Challenge: Extract the full set of records, then give each one again exactly.
--------------------
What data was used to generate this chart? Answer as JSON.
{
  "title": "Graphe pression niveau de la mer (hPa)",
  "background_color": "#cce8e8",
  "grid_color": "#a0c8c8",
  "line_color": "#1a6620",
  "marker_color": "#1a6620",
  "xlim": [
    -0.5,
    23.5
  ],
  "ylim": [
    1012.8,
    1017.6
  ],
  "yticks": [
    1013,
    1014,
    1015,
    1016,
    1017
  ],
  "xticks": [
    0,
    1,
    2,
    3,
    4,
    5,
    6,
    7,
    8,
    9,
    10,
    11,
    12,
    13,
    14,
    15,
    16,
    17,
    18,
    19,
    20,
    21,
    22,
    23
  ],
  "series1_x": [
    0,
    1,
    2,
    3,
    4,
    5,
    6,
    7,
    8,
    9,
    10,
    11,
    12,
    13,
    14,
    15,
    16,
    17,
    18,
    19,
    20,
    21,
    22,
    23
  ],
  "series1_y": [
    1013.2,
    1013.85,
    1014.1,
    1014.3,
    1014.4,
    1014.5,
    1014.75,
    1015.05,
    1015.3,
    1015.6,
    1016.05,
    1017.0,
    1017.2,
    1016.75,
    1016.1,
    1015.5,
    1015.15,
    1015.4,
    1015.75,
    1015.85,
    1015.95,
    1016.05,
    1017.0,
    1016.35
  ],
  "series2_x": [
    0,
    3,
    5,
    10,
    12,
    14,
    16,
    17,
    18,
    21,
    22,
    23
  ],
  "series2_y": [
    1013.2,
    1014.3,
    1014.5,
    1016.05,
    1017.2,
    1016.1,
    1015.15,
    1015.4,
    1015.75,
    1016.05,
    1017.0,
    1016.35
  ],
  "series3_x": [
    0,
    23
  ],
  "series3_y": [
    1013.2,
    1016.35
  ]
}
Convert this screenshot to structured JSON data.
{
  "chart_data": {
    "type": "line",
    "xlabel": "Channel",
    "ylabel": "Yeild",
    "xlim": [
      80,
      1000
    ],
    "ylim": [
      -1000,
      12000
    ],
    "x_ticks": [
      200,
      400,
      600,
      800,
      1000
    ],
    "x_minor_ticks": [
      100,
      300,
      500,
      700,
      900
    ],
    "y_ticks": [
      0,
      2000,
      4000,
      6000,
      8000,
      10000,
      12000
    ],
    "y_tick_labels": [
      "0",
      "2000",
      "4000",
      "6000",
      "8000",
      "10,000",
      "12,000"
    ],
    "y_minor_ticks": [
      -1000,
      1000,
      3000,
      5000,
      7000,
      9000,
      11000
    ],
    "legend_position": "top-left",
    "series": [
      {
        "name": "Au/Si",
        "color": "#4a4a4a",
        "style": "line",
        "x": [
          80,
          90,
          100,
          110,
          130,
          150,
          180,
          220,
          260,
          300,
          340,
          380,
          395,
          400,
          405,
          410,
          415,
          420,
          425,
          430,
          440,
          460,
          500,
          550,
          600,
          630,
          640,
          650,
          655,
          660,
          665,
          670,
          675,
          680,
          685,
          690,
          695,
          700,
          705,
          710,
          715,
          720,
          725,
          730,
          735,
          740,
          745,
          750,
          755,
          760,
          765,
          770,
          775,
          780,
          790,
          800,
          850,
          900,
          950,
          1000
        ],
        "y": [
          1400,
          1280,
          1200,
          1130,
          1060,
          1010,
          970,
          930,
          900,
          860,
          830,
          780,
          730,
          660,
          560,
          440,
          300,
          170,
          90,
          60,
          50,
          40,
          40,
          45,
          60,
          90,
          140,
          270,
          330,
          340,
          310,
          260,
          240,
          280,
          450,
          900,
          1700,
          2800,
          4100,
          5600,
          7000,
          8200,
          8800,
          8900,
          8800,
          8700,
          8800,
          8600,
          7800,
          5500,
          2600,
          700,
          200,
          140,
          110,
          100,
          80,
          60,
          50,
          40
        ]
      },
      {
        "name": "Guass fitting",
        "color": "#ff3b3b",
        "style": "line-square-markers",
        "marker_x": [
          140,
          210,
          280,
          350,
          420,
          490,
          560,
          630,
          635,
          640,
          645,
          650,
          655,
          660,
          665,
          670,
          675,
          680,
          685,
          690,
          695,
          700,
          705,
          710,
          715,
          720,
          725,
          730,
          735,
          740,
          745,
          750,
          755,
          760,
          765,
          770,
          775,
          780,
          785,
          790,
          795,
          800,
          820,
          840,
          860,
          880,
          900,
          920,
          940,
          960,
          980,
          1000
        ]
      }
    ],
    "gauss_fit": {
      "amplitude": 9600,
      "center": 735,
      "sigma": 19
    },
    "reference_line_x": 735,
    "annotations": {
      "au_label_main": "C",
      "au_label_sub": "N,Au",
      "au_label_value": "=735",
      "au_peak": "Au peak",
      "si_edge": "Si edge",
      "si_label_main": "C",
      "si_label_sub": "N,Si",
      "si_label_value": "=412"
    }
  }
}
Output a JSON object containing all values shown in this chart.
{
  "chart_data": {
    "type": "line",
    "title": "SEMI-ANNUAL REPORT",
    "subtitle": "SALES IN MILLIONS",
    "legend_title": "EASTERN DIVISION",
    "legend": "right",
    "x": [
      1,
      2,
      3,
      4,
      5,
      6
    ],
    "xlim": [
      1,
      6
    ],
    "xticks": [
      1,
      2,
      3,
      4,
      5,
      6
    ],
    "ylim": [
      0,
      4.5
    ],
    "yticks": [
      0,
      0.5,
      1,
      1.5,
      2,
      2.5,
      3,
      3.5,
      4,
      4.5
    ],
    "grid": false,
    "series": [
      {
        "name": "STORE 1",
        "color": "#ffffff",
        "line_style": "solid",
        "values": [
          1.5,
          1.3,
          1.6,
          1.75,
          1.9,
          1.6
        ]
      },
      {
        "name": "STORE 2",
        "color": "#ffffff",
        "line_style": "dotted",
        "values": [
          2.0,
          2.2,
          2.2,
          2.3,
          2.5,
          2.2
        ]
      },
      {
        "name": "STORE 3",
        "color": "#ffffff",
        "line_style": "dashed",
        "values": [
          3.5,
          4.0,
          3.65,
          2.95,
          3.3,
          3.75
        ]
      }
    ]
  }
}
--------------------
Output:
What data was used to generate this chart? Answer as JSON.
{
  "title": "Graphe pression niveau de la mer (hPa)",
  "background_color": "#cce8e8",
  "grid_color": "#a0c8c8",
  "line_color": "#1a6620",
  "marker_color": "#1a6620",
  "xlim": [
    -0.5,
    23.5
  ],
  "ylim": [
    1012.8,
    1017.6
  ],
  "yticks": [
    1013,
    1014,
    1015,
    1016,
    1017
  ],
  "xticks": [
    0,
    1,
    2,
    3,
    4,
    5,
    6,
    7,
    8,
    9,
    10,
    11,
    12,
    13,
    14,
    15,
    16,
    17,
    18,
    19,
    20,
    21,
    22,
    23
  ],
  "series1_x": [
    0,
    1,
    2,
    3,
    4,
    5,
    6,
    7,
    8,
    9,
    10,
    11,
    12,
    13,
    14,
    15,
    16,
    17,
    18,
    19,
    20,
    21,
    22,
    23
  ],
  "series1_y": [
    1013.2,
    1013.85,
    1014.1,
    1014.3,
    1014.4,
    1014.5,
    1014.75,
    1015.05,
    1015.3,
    1015.6,
    1016.05,
    1017.0,
    1017.2,
    1016.75,
    1016.1,
    1015.5,
    1015.15,
    1015.4,
    1015.75,
    1015.85,
    1015.95,
    1016.05,
    1017.0,
    1016.35
  ],
  "series2_x": [
    0,
    3,
    5,
    10,
    12,
    14,
    16,
    17,
    18,
    21,
    22,
    23
  ],
  "series2_y": [
    1013.2,
    1014.3,
    1014.5,
    1016.05,
    1017.2,
    1016.1,
    1015.15,
    1015.4,
    1015.75,
    1016.05,
    1017.0,
    1016.35
  ],
  "series3_x": [
    0,
    23
  ],
  "series3_y": [
    1013.2,
    1016.35
  ]
}
Convert this screenshot to structured JSON data.
{
  "chart_data": {
    "type": "line",
    "xlabel": "Channel",
    "ylabel": "Yeild",
    "xlim": [
      80,
      1000
    ],
    "ylim": [
      -1000,
      12000
    ],
    "x_ticks": [
      200,
      400,
      600,
      800,
      1000
    ],
    "x_minor_ticks": [
      100,
      300,
      500,
      700,
      900
    ],
    "y_ticks": [
      0,
      2000,
      4000,
      6000,
      8000,
      10000,
      12000
    ],
    "y_tick_labels": [
      "0",
      "2000",
      "4000",
      "6000",
      "8000",
      "10,000",
      "12,000"
    ],
    "y_minor_ticks": [
      -1000,
      1000,
      3000,
      5000,
      7000,
      9000,
      11000
    ],
    "legend_position": "top-left",
    "series": [
      {
        "name": "Au/Si",
        "color": "#4a4a4a",
        "style": "line",
        "x": [
          80,
          90,
          100,
          110,
          130,
          150,
          180,
          220,
          260,
          300,
          340,
          380,
          395,
          400,
          405,
          410,
          415,
          420,
          425,
          430,
          440,
          460,
          500,
          550,
          600,
          630,
          640,
          650,
          655,
          660,
          665,
          670,
          675,
          680,
          685,
          690,
          695,
          700,
          705,
          710,
          715,
          720,
          725,
          730,
          735,
          740,
          745,
          750,
          755,
          760,
          765,
          770,
          775,
          780,
          790,
          800,
          850,
          900,
          950,
          1000
        ],
        "y": [
          1400,
          1280,
          1200,
          1130,
          1060,
          1010,
          970,
          930,
          900,
          860,
          830,
          780,
          730,
          660,
          560,
          440,
          300,
          170,
          90,
          60,
          50,
          40,
          40,
          45,
          60,
          90,
          140,
          270,
          330,
          340,
          310,
          260,
          240,
          280,
          450,
          900,
          1700,
          2800,
          4100,
          5600,
          7000,
          8200,
          8800,
          8900,
          8800,
          8700,
          8800,
          8600,
          7800,
          5500,
          2600,
          700,
          200,
          140,
          110,
          100,
          80,
          60,
          50,
          40
        ]
      },
      {
        "name": "Guass fitting",
        "color": "#ff3b3b",
        "style": "line-square-markers",
        "marker_x": [
          140,
          210,
          280,
          350,
          420,
          490,
          560,
          630,
          635,
          640,
          645,
          650,
          655,
          660,
          665,
          670,
          675,
          680,
          685,
          690,
          695,
          700,
          705,
          710,
          715,
          720,
          725,
          730,
          735,
          740,
          745,
          750,
          755,
          760,
          765,
          770,
          775,
          780,
          785,
          790,
          795,
          800,
          820,
          840,
          860,
          880,
          900,
          920,
          940,
          960,
          980,
          1000
        ]
      }
    ],
    "gauss_fit": {
      "amplitude": 9600,
      "center": 735,
      "sigma": 19
    },
    "reference_line_x": 735,
    "annotations": {
      "au_label_main": "C",
      "au_label_sub": "N,Au",
      "au_label_value": "=735",
      "au_peak": "Au peak",
      "si_edge": "Si edge",
      "si_label_main": "C",
      "si_label_sub": "N,Si",
      "si_label_value": "=412"
    }
  }
}
Output a JSON object containing all values shown in this chart.
{
  "chart_data": {
    "type": "line",
    "title": "SEMI-ANNUAL REPORT",
    "subtitle": "SALES IN MILLIONS",
    "legend_title": "EASTERN DIVISION",
    "legend": "right",
    "x": [
      1,
      2,
      3,
      4,
      5,
      6
    ],
    "xlim": [
      1,
      6
    ],
    "xticks": [
      1,
      2,
      3,
      4,
      5,
      6
    ],
    "ylim": [
      0,
      4.5
    ],
    "yticks": [
      0,
      0.5,
      1,
      1.5,
      2,
      2.5,
      3,
      3.5,
      4,
      4.5
    ],
    "grid": false,
    "series": [
      {
        "name": "STORE 1",
        "color": "#ffffff",
        "line_style": "solid",
        "values": [
          1.5,
          1.3,
          1.6,
          1.75,
          1.9,
          1.6
        ]
      },
      {
        "name": "STORE 2",
        "color": "#ffffff",
        "line_style": "dotted",
        "values": [
          2.0,
          2.2,
          2.2,
          2.3,
          2.5,
          2.2
        ]
      },
      {
        "name": "STORE 3",
        "color": "#ffffff",
        "line_style": "dashed",
        "values": [
          3.5,
          4.0,
          3.65,
          2.95,
          3.3,
          3.75
        ]
      }
    ]
  }
}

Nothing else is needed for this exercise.